» WHAT IS REQUIRED: Reproduce the records below exactly, leaving out any pictures.
*** SOURCE RECORDS
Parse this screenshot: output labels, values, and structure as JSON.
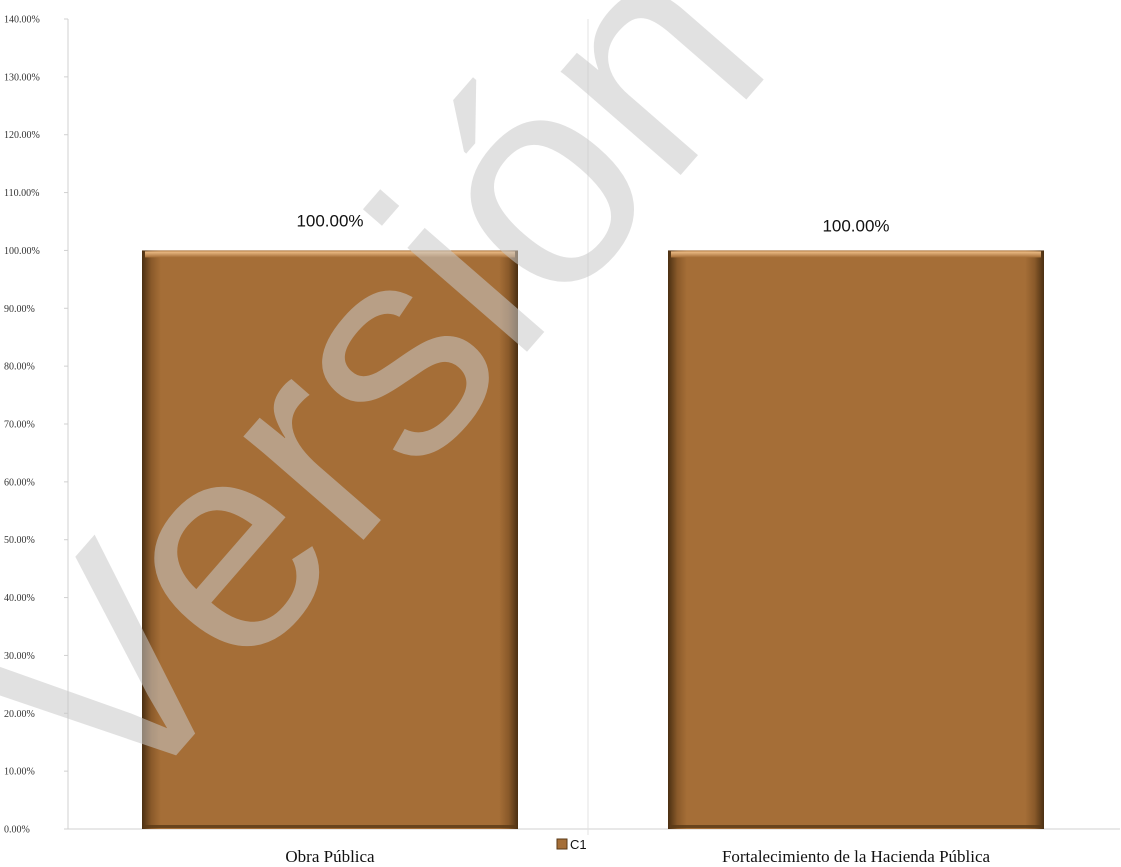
{
  "chart_data": {
    "type": "bar",
    "categories": [
      "Obra Pública",
      "Fortalecimiento de la Hacienda Pública"
    ],
    "series": [
      {
        "name": "C1",
        "values": [
          100.0,
          100.0
        ]
      }
    ],
    "data_labels": [
      "100.00%",
      "100.00%"
    ],
    "y_ticks": [
      "0.00%",
      "10.00%",
      "20.00%",
      "30.00%",
      "40.00%",
      "50.00%",
      "60.00%",
      "70.00%",
      "80.00%",
      "90.00%",
      "100.00%",
      "110.00%",
      "120.00%",
      "130.00%",
      "140.00%"
    ],
    "ylim": [
      0,
      140
    ],
    "y_unit": "percent",
    "title": "",
    "xlabel": "",
    "ylabel": "",
    "grid": false,
    "legend_position": "bottom-center",
    "colors": {
      "bar": "#a56e37",
      "bar_dark": "#5a3a17",
      "bar_light": "#d9a46a",
      "axis": "#d0d0d0"
    }
  },
  "watermark": "Versión Pública"
}
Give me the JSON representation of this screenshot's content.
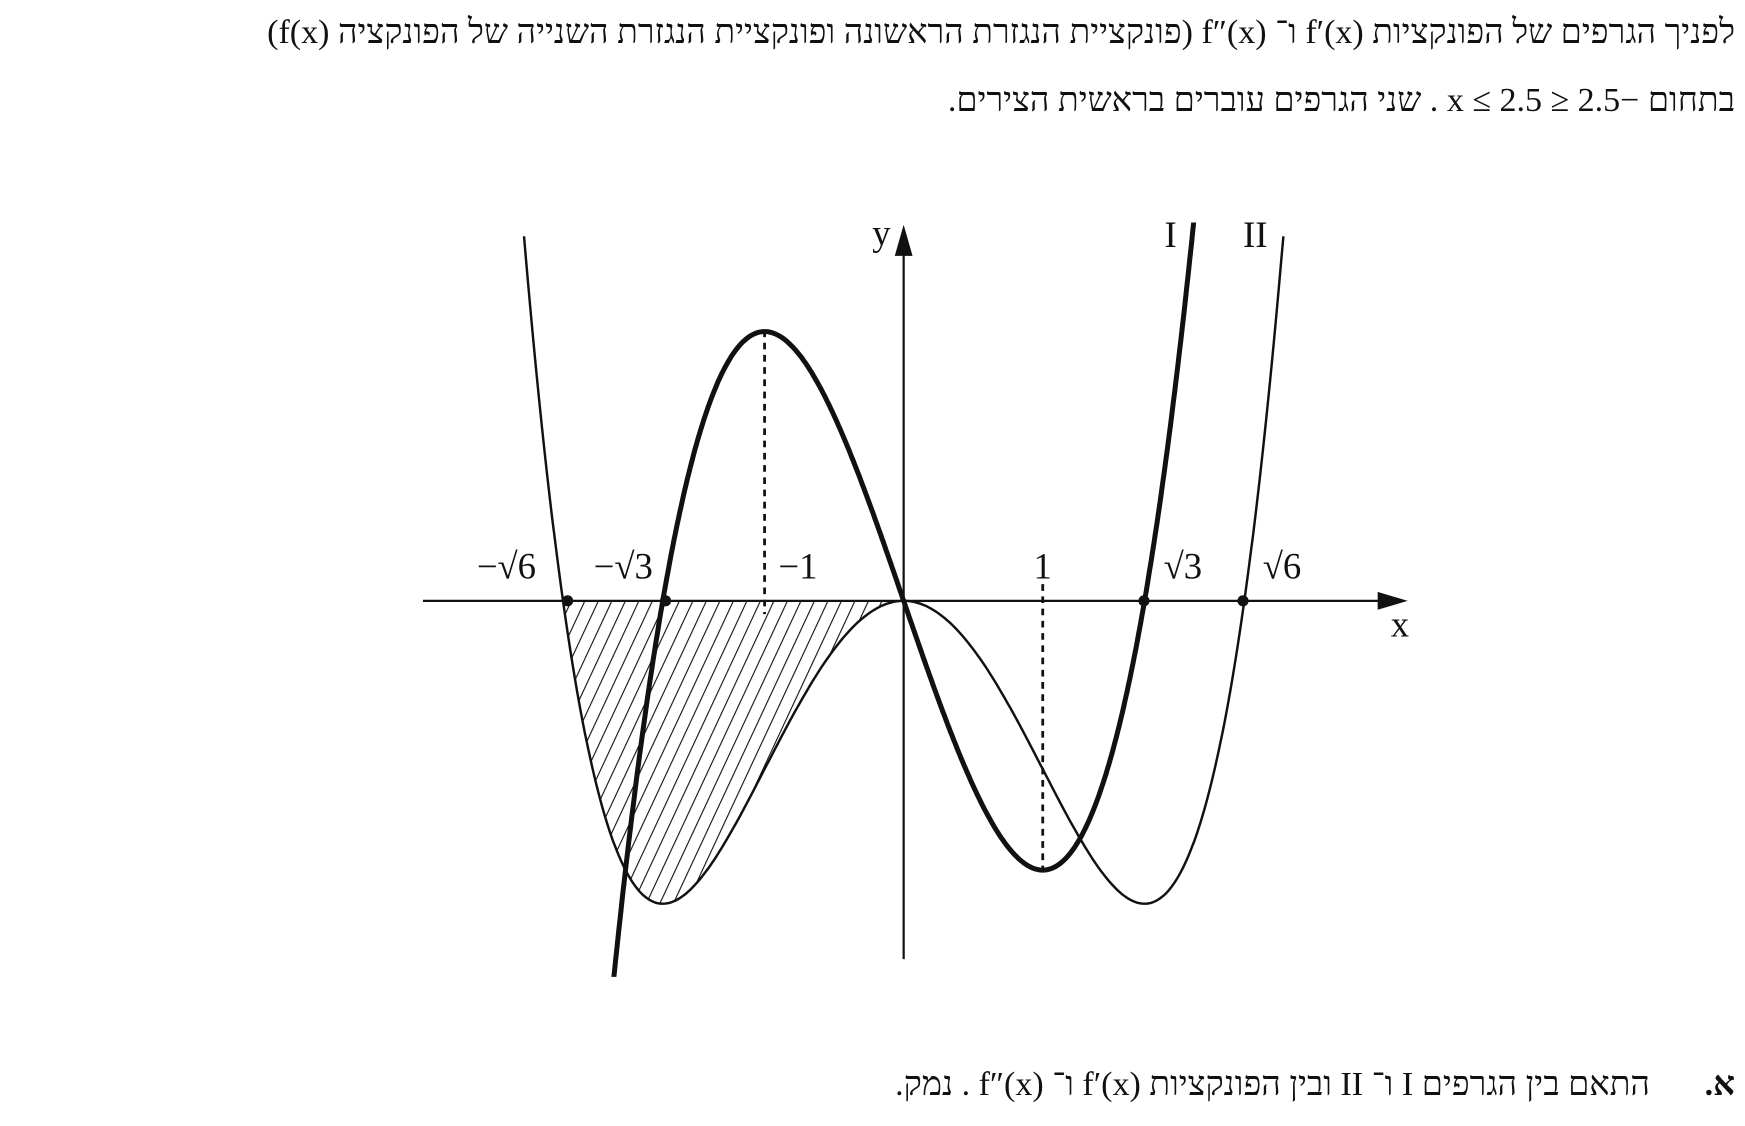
{
  "text": {
    "line1": "לפניך הגרפים של הפונקציות  f′(x)  ו־ f″(x)  (פונקציית הנגזרת הראשונה ופונקציית הנגזרת השנייה של הפונקציה  f(x))",
    "line2": "בתחום  −2.5 ≤ x ≤ 2.5 .  שני הגרפים עוברים בראשית הצירים."
  },
  "diagram": {
    "x_axis": "x",
    "y_axis": "y",
    "tick_labels": [
      "−√6",
      "−√3",
      "−1",
      "1",
      "√3",
      "√6"
    ],
    "curve_labels": [
      "I",
      "II"
    ]
  },
  "question": {
    "marker": "א.",
    "text": "התאם בין הגרפים  I  ו־ II  ובין הפונקציות  f′(x)  ו־ f″(x) . נמק."
  }
}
******
» ANSWER TO THE EXERCISE:
Parse this screenshot: output labels, values, and structure as JSON.
{
  "chart_data": {
    "type": "bar",
    "categories": [
      "Obra Pública",
      "Fortalecimiento de la Hacienda Pública"
    ],
    "series": [
      {
        "name": "C1",
        "values": [
          100.0,
          100.0
        ]
      }
    ],
    "data_labels": [
      "100.00%",
      "100.00%"
    ],
    "y_ticks": [
      "0.00%",
      "10.00%",
      "20.00%",
      "30.00%",
      "40.00%",
      "50.00%",
      "60.00%",
      "70.00%",
      "80.00%",
      "90.00%",
      "100.00%",
      "110.00%",
      "120.00%",
      "130.00%",
      "140.00%"
    ],
    "ylim": [
      0,
      140
    ],
    "y_unit": "percent",
    "title": "",
    "xlabel": "",
    "ylabel": "",
    "grid": false,
    "legend_position": "bottom-center",
    "colors": {
      "bar": "#a56e37",
      "bar_dark": "#5a3a17",
      "bar_light": "#d9a46a",
      "axis": "#d0d0d0"
    }
  },
  "watermark": "Versión Pública"
}
Give me the JSON representation of this screenshot's content.
{
  "text": {
    "line1": "לפניך הגרפים של הפונקציות  f′(x)  ו־ f″(x)  (פונקציית הנגזרת הראשונה ופונקציית הנגזרת השנייה של הפונקציה  f(x))",
    "line2": "בתחום  −2.5 ≤ x ≤ 2.5 .  שני הגרפים עוברים בראשית הצירים."
  },
  "diagram": {
    "x_axis": "x",
    "y_axis": "y",
    "tick_labels": [
      "−√6",
      "−√3",
      "−1",
      "1",
      "√3",
      "√6"
    ],
    "curve_labels": [
      "I",
      "II"
    ]
  },
  "question": {
    "marker": "א.",
    "text": "התאם בין הגרפים  I  ו־ II  ובין הפונקציות  f′(x)  ו־ f″(x) . נמק."
  }
}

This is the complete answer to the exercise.